> [DATA RECORDS]
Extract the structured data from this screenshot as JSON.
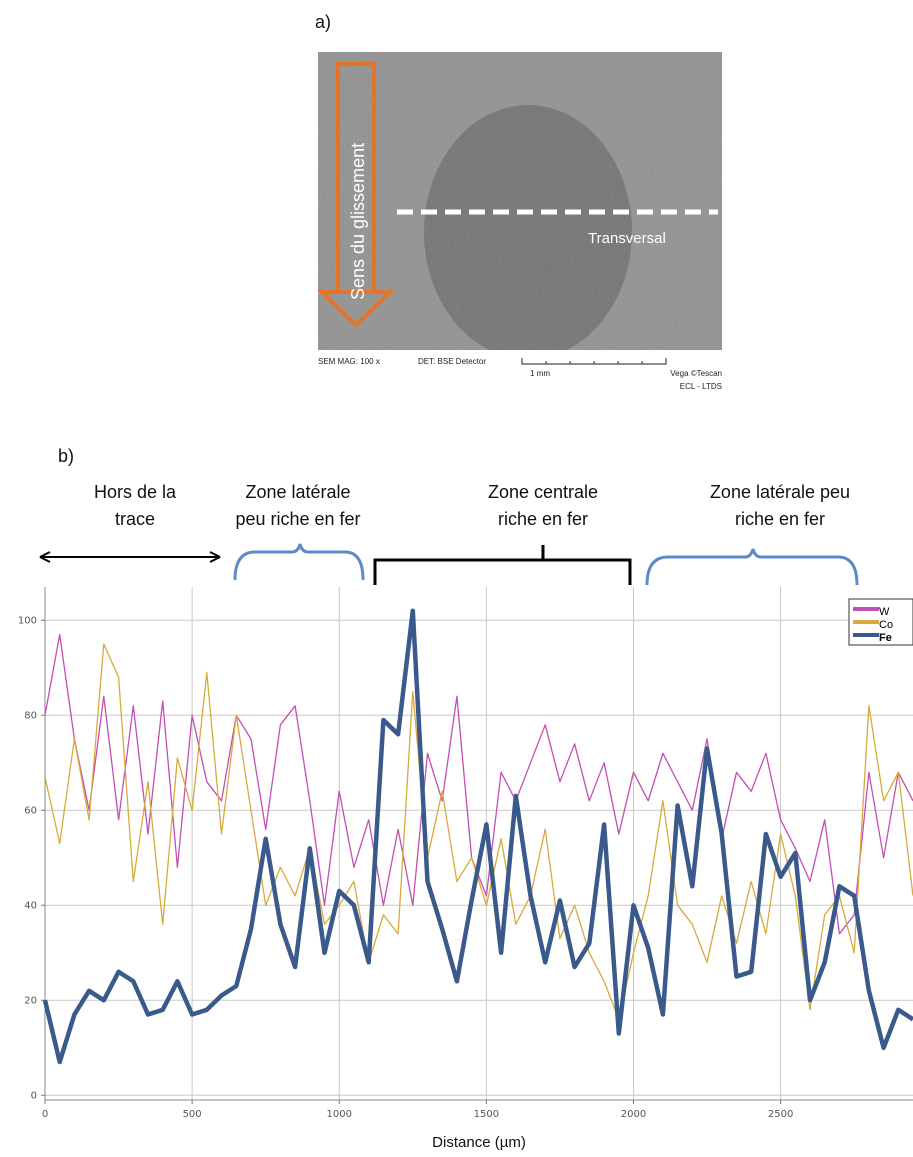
{
  "panel_a": {
    "label": "a)",
    "arrow_text": "Sens du glissement",
    "line_text": "Transversal",
    "caption": {
      "mag": "SEM MAG: 100 x",
      "det": "DET: BSE Detector",
      "scale": "1 mm",
      "vendor": "Vega ©Tescan",
      "lab": "ECL - LTDS"
    }
  },
  "panel_b": {
    "label": "b)",
    "zones": [
      {
        "lines": [
          "Hors de la",
          "trace"
        ]
      },
      {
        "lines": [
          "Zone latérale",
          "peu riche en fer"
        ]
      },
      {
        "lines": [
          "Zone centrale",
          "riche en fer"
        ]
      },
      {
        "lines": [
          "Zone latérale peu",
          "riche en fer"
        ]
      }
    ]
  },
  "chart_data": {
    "type": "line",
    "xlabel": "Distance (µm)",
    "x": [
      0,
      50,
      100,
      150,
      200,
      250,
      300,
      350,
      400,
      450,
      500,
      550,
      600,
      650,
      700,
      750,
      800,
      850,
      900,
      950,
      1000,
      1050,
      1100,
      1150,
      1200,
      1250,
      1300,
      1350,
      1400,
      1450,
      1500,
      1550,
      1600,
      1650,
      1700,
      1750,
      1800,
      1850,
      1900,
      1950,
      2000,
      2050,
      2100,
      2150,
      2200,
      2250,
      2300,
      2350,
      2400,
      2450,
      2500,
      2550,
      2600,
      2650,
      2700,
      2750,
      2800,
      2850,
      2900,
      2950
    ],
    "series": [
      {
        "name": "W",
        "color": "#c24fb3",
        "line_width": 1.3,
        "values": [
          80,
          97,
          75,
          60,
          84,
          58,
          82,
          55,
          83,
          48,
          80,
          66,
          62,
          80,
          75,
          56,
          78,
          82,
          62,
          40,
          64,
          48,
          58,
          40,
          56,
          40,
          72,
          62,
          84,
          50,
          42,
          68,
          62,
          70,
          78,
          66,
          74,
          62,
          70,
          55,
          68,
          62,
          72,
          66,
          60,
          75,
          54,
          68,
          64,
          72,
          58,
          52,
          45,
          58,
          34,
          38,
          68,
          50,
          68,
          62
        ]
      },
      {
        "name": "Co",
        "color": "#d9a93c",
        "line_width": 1.3,
        "values": [
          67,
          53,
          75,
          58,
          95,
          88,
          45,
          66,
          36,
          71,
          60,
          89,
          55,
          80,
          60,
          40,
          48,
          42,
          52,
          36,
          40,
          45,
          28,
          38,
          34,
          85,
          50,
          64,
          45,
          50,
          40,
          54,
          36,
          42,
          56,
          33,
          40,
          30,
          24,
          16,
          30,
          42,
          62,
          40,
          36,
          28,
          42,
          32,
          45,
          34,
          55,
          42,
          18,
          38,
          42,
          30,
          82,
          62,
          68,
          42
        ]
      },
      {
        "name": "Fe",
        "color": "#3a5a8c",
        "line_width": 4.5,
        "bold": true,
        "values": [
          20,
          7,
          17,
          22,
          20,
          26,
          24,
          17,
          18,
          24,
          17,
          18,
          21,
          23,
          35,
          54,
          36,
          27,
          52,
          30,
          43,
          40,
          28,
          79,
          76,
          102,
          45,
          35,
          24,
          41,
          57,
          30,
          63,
          42,
          28,
          41,
          27,
          32,
          57,
          13,
          40,
          31,
          17,
          61,
          44,
          73,
          55,
          25,
          26,
          55,
          46,
          51,
          20,
          28,
          44,
          42,
          22,
          10,
          18,
          16
        ]
      }
    ],
    "xlim": [
      0,
      2950
    ],
    "xticks": [
      0,
      500,
      1000,
      1500,
      2000,
      2500
    ],
    "ylim": [
      -1,
      107
    ],
    "yticks": [
      0,
      20,
      40,
      60,
      80,
      100
    ],
    "grid": true,
    "legend": "upper right"
  }
}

> [TASK INSTRUCTIONS] Copy the entries exactly. Leave out the images.

> [TASK RESULT]
Extract the structured data from this screenshot as JSON.
{
  "panel_a": {
    "label": "a)",
    "arrow_text": "Sens du glissement",
    "line_text": "Transversal",
    "caption": {
      "mag": "SEM MAG: 100 x",
      "det": "DET: BSE Detector",
      "scale": "1 mm",
      "vendor": "Vega ©Tescan",
      "lab": "ECL - LTDS"
    }
  },
  "panel_b": {
    "label": "b)",
    "zones": [
      {
        "lines": [
          "Hors de la",
          "trace"
        ]
      },
      {
        "lines": [
          "Zone latérale",
          "peu riche en fer"
        ]
      },
      {
        "lines": [
          "Zone centrale",
          "riche en fer"
        ]
      },
      {
        "lines": [
          "Zone latérale peu",
          "riche en fer"
        ]
      }
    ]
  },
  "chart_data": {
    "type": "line",
    "xlabel": "Distance (µm)",
    "x": [
      0,
      50,
      100,
      150,
      200,
      250,
      300,
      350,
      400,
      450,
      500,
      550,
      600,
      650,
      700,
      750,
      800,
      850,
      900,
      950,
      1000,
      1050,
      1100,
      1150,
      1200,
      1250,
      1300,
      1350,
      1400,
      1450,
      1500,
      1550,
      1600,
      1650,
      1700,
      1750,
      1800,
      1850,
      1900,
      1950,
      2000,
      2050,
      2100,
      2150,
      2200,
      2250,
      2300,
      2350,
      2400,
      2450,
      2500,
      2550,
      2600,
      2650,
      2700,
      2750,
      2800,
      2850,
      2900,
      2950
    ],
    "series": [
      {
        "name": "W",
        "color": "#c24fb3",
        "line_width": 1.3,
        "values": [
          80,
          97,
          75,
          60,
          84,
          58,
          82,
          55,
          83,
          48,
          80,
          66,
          62,
          80,
          75,
          56,
          78,
          82,
          62,
          40,
          64,
          48,
          58,
          40,
          56,
          40,
          72,
          62,
          84,
          50,
          42,
          68,
          62,
          70,
          78,
          66,
          74,
          62,
          70,
          55,
          68,
          62,
          72,
          66,
          60,
          75,
          54,
          68,
          64,
          72,
          58,
          52,
          45,
          58,
          34,
          38,
          68,
          50,
          68,
          62
        ]
      },
      {
        "name": "Co",
        "color": "#d9a93c",
        "line_width": 1.3,
        "values": [
          67,
          53,
          75,
          58,
          95,
          88,
          45,
          66,
          36,
          71,
          60,
          89,
          55,
          80,
          60,
          40,
          48,
          42,
          52,
          36,
          40,
          45,
          28,
          38,
          34,
          85,
          50,
          64,
          45,
          50,
          40,
          54,
          36,
          42,
          56,
          33,
          40,
          30,
          24,
          16,
          30,
          42,
          62,
          40,
          36,
          28,
          42,
          32,
          45,
          34,
          55,
          42,
          18,
          38,
          42,
          30,
          82,
          62,
          68,
          42
        ]
      },
      {
        "name": "Fe",
        "color": "#3a5a8c",
        "line_width": 4.5,
        "bold": true,
        "values": [
          20,
          7,
          17,
          22,
          20,
          26,
          24,
          17,
          18,
          24,
          17,
          18,
          21,
          23,
          35,
          54,
          36,
          27,
          52,
          30,
          43,
          40,
          28,
          79,
          76,
          102,
          45,
          35,
          24,
          41,
          57,
          30,
          63,
          42,
          28,
          41,
          27,
          32,
          57,
          13,
          40,
          31,
          17,
          61,
          44,
          73,
          55,
          25,
          26,
          55,
          46,
          51,
          20,
          28,
          44,
          42,
          22,
          10,
          18,
          16
        ]
      }
    ],
    "xlim": [
      0,
      2950
    ],
    "xticks": [
      0,
      500,
      1000,
      1500,
      2000,
      2500
    ],
    "ylim": [
      -1,
      107
    ],
    "yticks": [
      0,
      20,
      40,
      60,
      80,
      100
    ],
    "grid": true,
    "legend": "upper right"
  }
}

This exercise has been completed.